CHALLENGE: Make an exact copy of all the data.

--- EXCERPTED DATA ---

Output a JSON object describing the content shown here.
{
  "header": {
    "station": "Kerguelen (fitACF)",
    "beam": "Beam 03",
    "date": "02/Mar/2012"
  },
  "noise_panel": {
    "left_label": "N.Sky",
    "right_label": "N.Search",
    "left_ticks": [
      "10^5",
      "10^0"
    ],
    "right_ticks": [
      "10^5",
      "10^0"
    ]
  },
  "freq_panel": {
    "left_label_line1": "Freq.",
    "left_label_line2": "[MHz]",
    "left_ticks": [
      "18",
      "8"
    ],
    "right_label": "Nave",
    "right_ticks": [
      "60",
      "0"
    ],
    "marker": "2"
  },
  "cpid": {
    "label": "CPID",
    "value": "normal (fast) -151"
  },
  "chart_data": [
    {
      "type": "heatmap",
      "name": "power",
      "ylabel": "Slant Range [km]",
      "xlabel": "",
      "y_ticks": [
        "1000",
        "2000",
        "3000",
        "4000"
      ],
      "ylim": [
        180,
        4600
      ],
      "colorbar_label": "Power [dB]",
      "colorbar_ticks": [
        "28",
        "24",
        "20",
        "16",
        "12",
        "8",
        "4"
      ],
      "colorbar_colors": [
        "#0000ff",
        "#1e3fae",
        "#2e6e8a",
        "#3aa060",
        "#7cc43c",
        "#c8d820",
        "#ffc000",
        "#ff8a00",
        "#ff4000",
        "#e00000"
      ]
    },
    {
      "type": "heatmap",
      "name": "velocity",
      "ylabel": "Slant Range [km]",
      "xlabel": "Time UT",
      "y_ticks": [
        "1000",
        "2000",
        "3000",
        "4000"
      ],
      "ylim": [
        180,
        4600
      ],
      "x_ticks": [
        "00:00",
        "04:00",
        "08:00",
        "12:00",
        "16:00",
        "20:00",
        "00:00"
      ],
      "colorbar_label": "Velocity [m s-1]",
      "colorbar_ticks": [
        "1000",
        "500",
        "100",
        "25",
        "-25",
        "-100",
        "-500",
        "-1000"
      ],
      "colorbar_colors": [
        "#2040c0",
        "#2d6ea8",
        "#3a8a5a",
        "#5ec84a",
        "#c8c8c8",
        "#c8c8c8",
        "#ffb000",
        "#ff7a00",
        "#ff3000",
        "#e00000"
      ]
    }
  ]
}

---

RESPONSE TO THE EXERCISE:
Output a JSON object describing the content shown here.
{
  "header": {
    "station": "Kerguelen (fitACF)",
    "beam": "Beam 03",
    "date": "02/Mar/2012"
  },
  "noise_panel": {
    "left_label": "N.Sky",
    "right_label": "N.Search",
    "left_ticks": [
      "10^5",
      "10^0"
    ],
    "right_ticks": [
      "10^5",
      "10^0"
    ]
  },
  "freq_panel": {
    "left_label_line1": "Freq.",
    "left_label_line2": "[MHz]",
    "left_ticks": [
      "18",
      "8"
    ],
    "right_label": "Nave",
    "right_ticks": [
      "60",
      "0"
    ],
    "marker": "2"
  },
  "cpid": {
    "label": "CPID",
    "value": "normal (fast) -151"
  },
  "chart_data": [
    {
      "type": "heatmap",
      "name": "power",
      "ylabel": "Slant Range [km]",
      "xlabel": "",
      "y_ticks": [
        "1000",
        "2000",
        "3000",
        "4000"
      ],
      "ylim": [
        180,
        4600
      ],
      "colorbar_label": "Power [dB]",
      "colorbar_ticks": [
        "28",
        "24",
        "20",
        "16",
        "12",
        "8",
        "4"
      ],
      "colorbar_colors": [
        "#0000ff",
        "#1e3fae",
        "#2e6e8a",
        "#3aa060",
        "#7cc43c",
        "#c8d820",
        "#ffc000",
        "#ff8a00",
        "#ff4000",
        "#e00000"
      ]
    },
    {
      "type": "heatmap",
      "name": "velocity",
      "ylabel": "Slant Range [km]",
      "xlabel": "Time UT",
      "y_ticks": [
        "1000",
        "2000",
        "3000",
        "4000"
      ],
      "ylim": [
        180,
        4600
      ],
      "x_ticks": [
        "00:00",
        "04:00",
        "08:00",
        "12:00",
        "16:00",
        "20:00",
        "00:00"
      ],
      "colorbar_label": "Velocity [m s-1]",
      "colorbar_ticks": [
        "1000",
        "500",
        "100",
        "25",
        "-25",
        "-100",
        "-500",
        "-1000"
      ],
      "colorbar_colors": [
        "#2040c0",
        "#2d6ea8",
        "#3a8a5a",
        "#5ec84a",
        "#c8c8c8",
        "#c8c8c8",
        "#ffb000",
        "#ff7a00",
        "#ff3000",
        "#e00000"
      ]
    }
  ]
}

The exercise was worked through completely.